**Direction**
Look through the data and write out every line with the word "سعيد" in it.

--- begin Data for this task ---

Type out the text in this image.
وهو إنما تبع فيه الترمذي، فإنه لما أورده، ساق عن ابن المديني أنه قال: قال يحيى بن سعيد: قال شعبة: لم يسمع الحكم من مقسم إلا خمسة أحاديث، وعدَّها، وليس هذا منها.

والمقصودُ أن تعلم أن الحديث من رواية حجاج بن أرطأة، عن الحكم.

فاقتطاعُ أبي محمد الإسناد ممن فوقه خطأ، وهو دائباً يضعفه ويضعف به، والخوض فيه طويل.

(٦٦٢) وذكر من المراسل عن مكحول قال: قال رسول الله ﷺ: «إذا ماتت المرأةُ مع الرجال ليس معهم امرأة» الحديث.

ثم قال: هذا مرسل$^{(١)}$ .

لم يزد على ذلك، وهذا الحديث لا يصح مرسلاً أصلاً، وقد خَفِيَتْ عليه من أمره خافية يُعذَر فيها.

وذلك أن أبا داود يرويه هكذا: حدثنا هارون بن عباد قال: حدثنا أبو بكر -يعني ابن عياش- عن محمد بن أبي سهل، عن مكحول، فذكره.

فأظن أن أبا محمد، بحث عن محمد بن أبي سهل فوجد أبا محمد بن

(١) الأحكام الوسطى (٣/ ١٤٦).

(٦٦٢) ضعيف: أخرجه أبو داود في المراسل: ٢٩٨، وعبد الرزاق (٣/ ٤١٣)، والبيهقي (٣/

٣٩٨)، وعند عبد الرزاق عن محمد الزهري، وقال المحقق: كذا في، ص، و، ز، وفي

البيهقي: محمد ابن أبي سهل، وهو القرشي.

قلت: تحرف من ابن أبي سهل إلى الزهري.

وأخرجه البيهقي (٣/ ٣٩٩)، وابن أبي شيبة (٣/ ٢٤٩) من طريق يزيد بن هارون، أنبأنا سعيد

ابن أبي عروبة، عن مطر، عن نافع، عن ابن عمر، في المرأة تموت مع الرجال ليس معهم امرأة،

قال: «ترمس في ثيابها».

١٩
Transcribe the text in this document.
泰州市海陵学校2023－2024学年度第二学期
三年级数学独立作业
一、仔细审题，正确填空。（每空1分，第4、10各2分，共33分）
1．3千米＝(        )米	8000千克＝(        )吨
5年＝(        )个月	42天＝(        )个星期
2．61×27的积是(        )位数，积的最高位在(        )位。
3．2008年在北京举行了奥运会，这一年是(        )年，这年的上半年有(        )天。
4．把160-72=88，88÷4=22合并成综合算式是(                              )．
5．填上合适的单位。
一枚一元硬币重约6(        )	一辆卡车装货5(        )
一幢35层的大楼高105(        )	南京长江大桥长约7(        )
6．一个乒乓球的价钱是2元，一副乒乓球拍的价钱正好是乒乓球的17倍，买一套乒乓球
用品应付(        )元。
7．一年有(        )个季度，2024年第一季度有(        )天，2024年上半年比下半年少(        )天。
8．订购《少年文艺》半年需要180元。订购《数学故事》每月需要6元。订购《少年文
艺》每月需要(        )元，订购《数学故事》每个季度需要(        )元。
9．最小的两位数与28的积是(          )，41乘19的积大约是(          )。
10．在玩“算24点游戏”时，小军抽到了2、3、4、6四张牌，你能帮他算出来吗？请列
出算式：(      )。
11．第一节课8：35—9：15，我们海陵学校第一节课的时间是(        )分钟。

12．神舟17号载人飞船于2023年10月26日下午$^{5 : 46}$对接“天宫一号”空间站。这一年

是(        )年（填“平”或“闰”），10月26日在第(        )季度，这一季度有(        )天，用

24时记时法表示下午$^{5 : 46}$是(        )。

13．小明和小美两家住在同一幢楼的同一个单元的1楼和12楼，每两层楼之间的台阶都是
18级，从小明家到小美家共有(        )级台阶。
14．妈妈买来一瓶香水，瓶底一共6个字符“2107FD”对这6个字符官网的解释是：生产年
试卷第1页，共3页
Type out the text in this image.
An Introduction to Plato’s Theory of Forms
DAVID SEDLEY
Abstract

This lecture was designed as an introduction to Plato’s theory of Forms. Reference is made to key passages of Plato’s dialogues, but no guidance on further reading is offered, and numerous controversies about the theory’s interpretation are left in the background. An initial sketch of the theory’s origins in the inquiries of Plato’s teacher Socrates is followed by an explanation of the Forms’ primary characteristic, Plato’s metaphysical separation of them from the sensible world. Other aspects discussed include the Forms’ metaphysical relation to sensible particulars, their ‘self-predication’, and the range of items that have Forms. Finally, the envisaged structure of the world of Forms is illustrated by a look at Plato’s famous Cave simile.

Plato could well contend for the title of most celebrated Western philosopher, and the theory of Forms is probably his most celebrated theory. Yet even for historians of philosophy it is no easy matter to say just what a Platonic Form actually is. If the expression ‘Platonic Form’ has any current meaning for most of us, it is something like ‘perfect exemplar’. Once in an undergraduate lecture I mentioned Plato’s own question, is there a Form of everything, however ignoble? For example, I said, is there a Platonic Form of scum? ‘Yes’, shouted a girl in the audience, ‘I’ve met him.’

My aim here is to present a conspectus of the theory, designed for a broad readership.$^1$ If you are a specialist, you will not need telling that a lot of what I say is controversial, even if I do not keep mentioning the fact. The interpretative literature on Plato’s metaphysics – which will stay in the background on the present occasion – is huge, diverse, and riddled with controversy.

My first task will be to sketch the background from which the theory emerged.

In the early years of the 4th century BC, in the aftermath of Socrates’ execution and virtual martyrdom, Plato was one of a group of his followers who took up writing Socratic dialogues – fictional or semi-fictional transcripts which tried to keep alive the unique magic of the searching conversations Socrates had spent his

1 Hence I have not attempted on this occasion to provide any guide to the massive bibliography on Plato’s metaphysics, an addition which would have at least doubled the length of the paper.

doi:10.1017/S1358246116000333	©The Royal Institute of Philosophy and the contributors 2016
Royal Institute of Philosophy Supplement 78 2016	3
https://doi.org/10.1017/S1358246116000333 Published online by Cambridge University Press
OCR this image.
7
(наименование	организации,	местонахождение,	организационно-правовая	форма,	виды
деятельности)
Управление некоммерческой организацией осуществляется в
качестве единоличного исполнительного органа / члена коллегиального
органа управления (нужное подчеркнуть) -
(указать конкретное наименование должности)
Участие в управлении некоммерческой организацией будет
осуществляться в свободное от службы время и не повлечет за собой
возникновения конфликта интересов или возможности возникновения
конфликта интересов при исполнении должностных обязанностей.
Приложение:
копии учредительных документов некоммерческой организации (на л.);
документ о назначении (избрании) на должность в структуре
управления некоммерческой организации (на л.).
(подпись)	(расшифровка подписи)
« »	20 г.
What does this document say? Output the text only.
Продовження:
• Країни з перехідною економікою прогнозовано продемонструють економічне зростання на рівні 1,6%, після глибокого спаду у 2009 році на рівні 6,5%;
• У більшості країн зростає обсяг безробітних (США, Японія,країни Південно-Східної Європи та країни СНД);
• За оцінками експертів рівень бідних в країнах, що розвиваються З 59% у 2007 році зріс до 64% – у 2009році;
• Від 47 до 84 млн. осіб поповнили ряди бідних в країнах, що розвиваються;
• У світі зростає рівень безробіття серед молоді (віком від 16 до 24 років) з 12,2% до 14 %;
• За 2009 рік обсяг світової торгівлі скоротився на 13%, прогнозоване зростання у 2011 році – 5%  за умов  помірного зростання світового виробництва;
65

--- end Data for this task ---

**Answer for this exercise**
وهو إنما تبع فيه الترمذي، فإنه لما أورده، ساق عن ابن المديني أنه قال: قال يحيى بن سعيد: قال شعبة: لم يسمع الحكم من مقسم إلا خمسة أحاديث، وعدَّها، وليس هذا منها.
وأخرجه البيهقي (٣/ ٣٩٩)، وابن أبي شيبة (٣/ ٢٤٩) من طريق يزيد بن هارون، أنبأنا سعيد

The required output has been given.